- **What is expected**
Arrange every line of the listing below as a Markdown table with two columns, Row and Listing line, numbering the rows and skipping any blank lines.

************

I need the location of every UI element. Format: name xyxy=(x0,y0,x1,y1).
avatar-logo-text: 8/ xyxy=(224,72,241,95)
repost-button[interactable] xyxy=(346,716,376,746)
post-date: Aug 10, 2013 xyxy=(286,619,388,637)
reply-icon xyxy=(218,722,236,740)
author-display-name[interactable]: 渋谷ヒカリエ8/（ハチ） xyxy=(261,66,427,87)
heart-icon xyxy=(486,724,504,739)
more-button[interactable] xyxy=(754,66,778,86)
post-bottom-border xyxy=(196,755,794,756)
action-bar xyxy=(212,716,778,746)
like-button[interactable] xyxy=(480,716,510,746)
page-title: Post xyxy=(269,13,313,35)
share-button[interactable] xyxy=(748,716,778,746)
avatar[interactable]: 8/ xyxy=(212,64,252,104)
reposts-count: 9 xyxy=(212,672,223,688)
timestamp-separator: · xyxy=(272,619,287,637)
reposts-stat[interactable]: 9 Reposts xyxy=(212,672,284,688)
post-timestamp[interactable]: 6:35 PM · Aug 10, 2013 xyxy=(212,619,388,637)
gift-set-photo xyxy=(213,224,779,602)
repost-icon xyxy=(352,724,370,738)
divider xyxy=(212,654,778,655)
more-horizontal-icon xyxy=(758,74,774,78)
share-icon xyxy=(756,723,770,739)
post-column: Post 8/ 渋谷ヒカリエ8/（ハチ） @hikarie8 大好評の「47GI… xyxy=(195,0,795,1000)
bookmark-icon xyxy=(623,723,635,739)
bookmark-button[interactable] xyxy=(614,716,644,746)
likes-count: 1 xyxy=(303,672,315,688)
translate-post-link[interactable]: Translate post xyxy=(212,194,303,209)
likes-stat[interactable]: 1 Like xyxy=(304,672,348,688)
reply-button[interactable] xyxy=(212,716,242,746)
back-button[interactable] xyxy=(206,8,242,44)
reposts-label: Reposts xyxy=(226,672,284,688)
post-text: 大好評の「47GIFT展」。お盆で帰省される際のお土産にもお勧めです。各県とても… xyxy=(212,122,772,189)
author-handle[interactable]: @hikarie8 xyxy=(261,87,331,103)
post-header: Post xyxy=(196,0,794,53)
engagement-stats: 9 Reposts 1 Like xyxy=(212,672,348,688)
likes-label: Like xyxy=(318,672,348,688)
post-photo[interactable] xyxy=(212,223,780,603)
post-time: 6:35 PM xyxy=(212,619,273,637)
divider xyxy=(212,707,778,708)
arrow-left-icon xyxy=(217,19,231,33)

************

- **Task answer**
| Row | Listing line |
|---|---|
| 1 | I need the location of every UI element. Format: name xyxy=(x0,y0,x1,y1). |
| 2 | avatar-logo-text: 8/ xyxy=(224,72,241,95) |
| 3 | repost-button[interactable] xyxy=(346,716,376,746) |
| 4 | post-date: Aug 10, 2013 xyxy=(286,619,388,637) |
| 5 | reply-icon xyxy=(218,722,236,740) |
| 6 | author-display-name[interactable]: 渋谷ヒカリエ8/（ハチ） xyxy=(261,66,427,87) |
| 7 | heart-icon xyxy=(486,724,504,739) |
| 8 | more-button[interactable] xyxy=(754,66,778,86) |
| 9 | post-bottom-border xyxy=(196,755,794,756) |
| 10 | action-bar xyxy=(212,716,778,746) |
| 11 | like-button[interactable] xyxy=(480,716,510,746) |
| 12 | page-title: Post xyxy=(269,13,313,35) |
| 13 | share-button[interactable] xyxy=(748,716,778,746) |
| 14 | avatar[interactable]: 8/ xyxy=(212,64,252,104) |
| 15 | reposts-count: 9 xyxy=(212,672,223,688) |
| 16 | timestamp-separator: · xyxy=(272,619,287,637) |
| 17 | reposts-stat[interactable]: 9 Reposts xyxy=(212,672,284,688) |
| 18 | post-timestamp[interactable]: 6:35 PM · Aug 10, 2013 xyxy=(212,619,388,637) |
| 19 | gift-set-photo xyxy=(213,224,779,602) |
| 20 | repost-icon xyxy=(352,724,370,738) |
| 21 | divider xyxy=(212,654,778,655) |
| 22 | more-horizontal-icon xyxy=(758,74,774,78) |
| 23 | share-icon xyxy=(756,723,770,739) |
| 24 | post-column: Post 8/ 渋谷ヒカリエ8/（ハチ） @hikarie8 大好評の「47GI… xyxy=(195,0,795,1000) |
| 25 | bookmark-icon xyxy=(623,723,635,739) |
| 26 | bookmark-button[interactable] xyxy=(614,716,644,746) |
| 27 | likes-count: 1 xyxy=(303,672,315,688) |
| 28 | translate-post-link[interactable]: Translate post xyxy=(212,194,303,209) |
| 29 | likes-stat[interactable]: 1 Like xyxy=(304,672,348,688) |
| 30 | reply-button[interactable] xyxy=(212,716,242,746) |
| 31 | back-button[interactable] xyxy=(206,8,242,44) |
| 32 | reposts-label: Reposts xyxy=(226,672,284,688) |
| 33 | post-text: 大好評の「47GIFT展」。お盆で帰省される際のお土産にもお勧めです。各県とても… xyxy=(212,122,772,189) |
| 34 | author-handle[interactable]: @hikarie8 xyxy=(261,87,331,103) |
| 35 | post-header: Post xyxy=(196,0,794,53) |
| 36 | engagement-stats: 9 Reposts 1 Like xyxy=(212,672,348,688) |
| 37 | likes-label: Like xyxy=(318,672,348,688) |
| 38 | post-photo[interactable] xyxy=(212,223,780,603) |
| 39 | post-time: 6:35 PM xyxy=(212,619,273,637) |
| 40 | divider xyxy=(212,707,778,708) |
| 41 | arrow-left-icon xyxy=(217,19,231,33) |